++++ Records to process

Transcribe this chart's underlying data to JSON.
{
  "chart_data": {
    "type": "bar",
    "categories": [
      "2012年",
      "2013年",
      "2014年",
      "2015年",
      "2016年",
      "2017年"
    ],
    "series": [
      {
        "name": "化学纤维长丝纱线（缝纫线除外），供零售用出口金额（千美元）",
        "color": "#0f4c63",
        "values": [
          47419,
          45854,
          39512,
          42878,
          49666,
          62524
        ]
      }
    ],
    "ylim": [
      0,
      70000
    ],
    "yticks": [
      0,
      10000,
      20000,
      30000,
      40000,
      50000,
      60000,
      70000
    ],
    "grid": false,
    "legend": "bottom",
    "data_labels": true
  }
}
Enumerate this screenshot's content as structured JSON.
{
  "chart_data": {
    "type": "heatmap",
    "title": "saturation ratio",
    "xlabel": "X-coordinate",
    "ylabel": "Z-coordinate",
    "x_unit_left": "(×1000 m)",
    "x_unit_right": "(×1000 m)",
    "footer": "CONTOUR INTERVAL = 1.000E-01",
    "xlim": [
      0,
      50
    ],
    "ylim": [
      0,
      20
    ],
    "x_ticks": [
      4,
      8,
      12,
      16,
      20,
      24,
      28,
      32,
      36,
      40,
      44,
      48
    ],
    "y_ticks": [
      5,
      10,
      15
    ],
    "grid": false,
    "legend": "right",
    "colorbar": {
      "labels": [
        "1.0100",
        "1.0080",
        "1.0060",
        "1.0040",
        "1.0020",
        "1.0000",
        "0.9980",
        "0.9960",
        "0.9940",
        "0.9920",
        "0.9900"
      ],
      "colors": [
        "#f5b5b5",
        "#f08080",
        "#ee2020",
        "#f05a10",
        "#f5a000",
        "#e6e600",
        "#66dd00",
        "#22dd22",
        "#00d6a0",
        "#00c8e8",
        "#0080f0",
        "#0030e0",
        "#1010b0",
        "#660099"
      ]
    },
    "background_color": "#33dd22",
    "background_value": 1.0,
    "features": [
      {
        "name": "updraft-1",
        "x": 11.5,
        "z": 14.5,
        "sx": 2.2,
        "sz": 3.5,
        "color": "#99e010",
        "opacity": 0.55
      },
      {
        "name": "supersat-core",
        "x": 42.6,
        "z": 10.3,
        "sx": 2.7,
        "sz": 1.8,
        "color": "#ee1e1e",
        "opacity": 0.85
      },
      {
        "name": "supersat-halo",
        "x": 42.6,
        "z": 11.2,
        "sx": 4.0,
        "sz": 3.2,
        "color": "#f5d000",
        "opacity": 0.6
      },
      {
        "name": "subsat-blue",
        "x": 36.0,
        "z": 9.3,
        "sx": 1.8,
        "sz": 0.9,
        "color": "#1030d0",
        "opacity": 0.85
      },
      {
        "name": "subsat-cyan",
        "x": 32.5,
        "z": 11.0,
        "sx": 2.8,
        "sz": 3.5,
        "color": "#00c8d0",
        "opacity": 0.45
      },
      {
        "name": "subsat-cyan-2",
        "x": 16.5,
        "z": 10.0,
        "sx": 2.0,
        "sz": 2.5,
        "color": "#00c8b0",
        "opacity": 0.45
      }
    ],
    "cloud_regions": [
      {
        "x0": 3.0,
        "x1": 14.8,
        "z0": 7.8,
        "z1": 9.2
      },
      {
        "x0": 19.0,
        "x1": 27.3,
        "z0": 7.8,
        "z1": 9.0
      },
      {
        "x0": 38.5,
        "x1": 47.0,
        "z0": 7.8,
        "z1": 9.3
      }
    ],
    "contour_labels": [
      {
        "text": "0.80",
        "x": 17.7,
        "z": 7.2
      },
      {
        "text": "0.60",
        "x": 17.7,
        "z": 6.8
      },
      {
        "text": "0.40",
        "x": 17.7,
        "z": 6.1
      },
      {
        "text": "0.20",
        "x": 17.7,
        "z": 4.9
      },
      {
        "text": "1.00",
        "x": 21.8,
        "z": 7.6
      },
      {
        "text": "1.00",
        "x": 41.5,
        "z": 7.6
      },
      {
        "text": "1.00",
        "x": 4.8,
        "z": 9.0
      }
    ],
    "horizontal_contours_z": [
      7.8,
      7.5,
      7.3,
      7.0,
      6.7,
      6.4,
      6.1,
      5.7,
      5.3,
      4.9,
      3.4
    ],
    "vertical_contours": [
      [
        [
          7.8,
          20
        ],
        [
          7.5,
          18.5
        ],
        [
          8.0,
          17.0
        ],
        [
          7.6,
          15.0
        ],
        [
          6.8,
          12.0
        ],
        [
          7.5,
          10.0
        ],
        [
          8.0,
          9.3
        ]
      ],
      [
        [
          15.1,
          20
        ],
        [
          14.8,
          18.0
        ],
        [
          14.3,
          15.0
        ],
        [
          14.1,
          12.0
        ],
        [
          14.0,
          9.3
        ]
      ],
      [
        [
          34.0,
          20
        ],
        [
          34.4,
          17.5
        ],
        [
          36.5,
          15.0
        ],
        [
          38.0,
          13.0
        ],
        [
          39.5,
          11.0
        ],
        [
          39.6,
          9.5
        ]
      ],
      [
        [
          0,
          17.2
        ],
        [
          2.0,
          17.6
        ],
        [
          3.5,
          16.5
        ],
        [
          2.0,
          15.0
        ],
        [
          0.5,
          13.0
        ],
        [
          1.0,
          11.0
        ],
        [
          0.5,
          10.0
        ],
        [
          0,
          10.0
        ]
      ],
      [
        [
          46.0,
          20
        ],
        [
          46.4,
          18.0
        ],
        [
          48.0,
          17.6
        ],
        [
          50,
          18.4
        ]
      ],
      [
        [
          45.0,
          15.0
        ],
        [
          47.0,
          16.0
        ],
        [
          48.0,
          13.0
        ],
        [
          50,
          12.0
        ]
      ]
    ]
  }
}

++++++++

> Task to carry out
All of the data must be returned exactly.

> Correct result
Transcribe this chart's underlying data to JSON.
{
  "chart_data": {
    "type": "bar",
    "categories": [
      "2012年",
      "2013年",
      "2014年",
      "2015年",
      "2016年",
      "2017年"
    ],
    "series": [
      {
        "name": "化学纤维长丝纱线（缝纫线除外），供零售用出口金额（千美元）",
        "color": "#0f4c63",
        "values": [
          47419,
          45854,
          39512,
          42878,
          49666,
          62524
        ]
      }
    ],
    "ylim": [
      0,
      70000
    ],
    "yticks": [
      0,
      10000,
      20000,
      30000,
      40000,
      50000,
      60000,
      70000
    ],
    "grid": false,
    "legend": "bottom",
    "data_labels": true
  }
}
Enumerate this screenshot's content as structured JSON.
{
  "chart_data": {
    "type": "heatmap",
    "title": "saturation ratio",
    "xlabel": "X-coordinate",
    "ylabel": "Z-coordinate",
    "x_unit_left": "(×1000 m)",
    "x_unit_right": "(×1000 m)",
    "footer": "CONTOUR INTERVAL = 1.000E-01",
    "xlim": [
      0,
      50
    ],
    "ylim": [
      0,
      20
    ],
    "x_ticks": [
      4,
      8,
      12,
      16,
      20,
      24,
      28,
      32,
      36,
      40,
      44,
      48
    ],
    "y_ticks": [
      5,
      10,
      15
    ],
    "grid": false,
    "legend": "right",
    "colorbar": {
      "labels": [
        "1.0100",
        "1.0080",
        "1.0060",
        "1.0040",
        "1.0020",
        "1.0000",
        "0.9980",
        "0.9960",
        "0.9940",
        "0.9920",
        "0.9900"
      ],
      "colors": [
        "#f5b5b5",
        "#f08080",
        "#ee2020",
        "#f05a10",
        "#f5a000",
        "#e6e600",
        "#66dd00",
        "#22dd22",
        "#00d6a0",
        "#00c8e8",
        "#0080f0",
        "#0030e0",
        "#1010b0",
        "#660099"
      ]
    },
    "background_color": "#33dd22",
    "background_value": 1.0,
    "features": [
      {
        "name": "updraft-1",
        "x": 11.5,
        "z": 14.5,
        "sx": 2.2,
        "sz": 3.5,
        "color": "#99e010",
        "opacity": 0.55
      },
      {
        "name": "supersat-core",
        "x": 42.6,
        "z": 10.3,
        "sx": 2.7,
        "sz": 1.8,
        "color": "#ee1e1e",
        "opacity": 0.85
      },
      {
        "name": "supersat-halo",
        "x": 42.6,
        "z": 11.2,
        "sx": 4.0,
        "sz": 3.2,
        "color": "#f5d000",
        "opacity": 0.6
      },
      {
        "name": "subsat-blue",
        "x": 36.0,
        "z": 9.3,
        "sx": 1.8,
        "sz": 0.9,
        "color": "#1030d0",
        "opacity": 0.85
      },
      {
        "name": "subsat-cyan",
        "x": 32.5,
        "z": 11.0,
        "sx": 2.8,
        "sz": 3.5,
        "color": "#00c8d0",
        "opacity": 0.45
      },
      {
        "name": "subsat-cyan-2",
        "x": 16.5,
        "z": 10.0,
        "sx": 2.0,
        "sz": 2.5,
        "color": "#00c8b0",
        "opacity": 0.45
      }
    ],
    "cloud_regions": [
      {
        "x0": 3.0,
        "x1": 14.8,
        "z0": 7.8,
        "z1": 9.2
      },
      {
        "x0": 19.0,
        "x1": 27.3,
        "z0": 7.8,
        "z1": 9.0
      },
      {
        "x0": 38.5,
        "x1": 47.0,
        "z0": 7.8,
        "z1": 9.3
      }
    ],
    "contour_labels": [
      {
        "text": "0.80",
        "x": 17.7,
        "z": 7.2
      },
      {
        "text": "0.60",
        "x": 17.7,
        "z": 6.8
      },
      {
        "text": "0.40",
        "x": 17.7,
        "z": 6.1
      },
      {
        "text": "0.20",
        "x": 17.7,
        "z": 4.9
      },
      {
        "text": "1.00",
        "x": 21.8,
        "z": 7.6
      },
      {
        "text": "1.00",
        "x": 41.5,
        "z": 7.6
      },
      {
        "text": "1.00",
        "x": 4.8,
        "z": 9.0
      }
    ],
    "horizontal_contours_z": [
      7.8,
      7.5,
      7.3,
      7.0,
      6.7,
      6.4,
      6.1,
      5.7,
      5.3,
      4.9,
      3.4
    ],
    "vertical_contours": [
      [
        [
          7.8,
          20
        ],
        [
          7.5,
          18.5
        ],
        [
          8.0,
          17.0
        ],
        [
          7.6,
          15.0
        ],
        [
          6.8,
          12.0
        ],
        [
          7.5,
          10.0
        ],
        [
          8.0,
          9.3
        ]
      ],
      [
        [
          15.1,
          20
        ],
        [
          14.8,
          18.0
        ],
        [
          14.3,
          15.0
        ],
        [
          14.1,
          12.0
        ],
        [
          14.0,
          9.3
        ]
      ],
      [
        [
          34.0,
          20
        ],
        [
          34.4,
          17.5
        ],
        [
          36.5,
          15.0
        ],
        [
          38.0,
          13.0
        ],
        [
          39.5,
          11.0
        ],
        [
          39.6,
          9.5
        ]
      ],
      [
        [
          0,
          17.2
        ],
        [
          2.0,
          17.6
        ],
        [
          3.5,
          16.5
        ],
        [
          2.0,
          15.0
        ],
        [
          0.5,
          13.0
        ],
        [
          1.0,
          11.0
        ],
        [
          0.5,
          10.0
        ],
        [
          0,
          10.0
        ]
      ],
      [
        [
          46.0,
          20
        ],
        [
          46.4,
          18.0
        ],
        [
          48.0,
          17.6
        ],
        [
          50,
          18.4
        ]
      ],
      [
        [
          45.0,
          15.0
        ],
        [
          47.0,
          16.0
        ],
        [
          48.0,
          13.0
        ],
        [
          50,
          12.0
        ]
      ]
    ]
  }
}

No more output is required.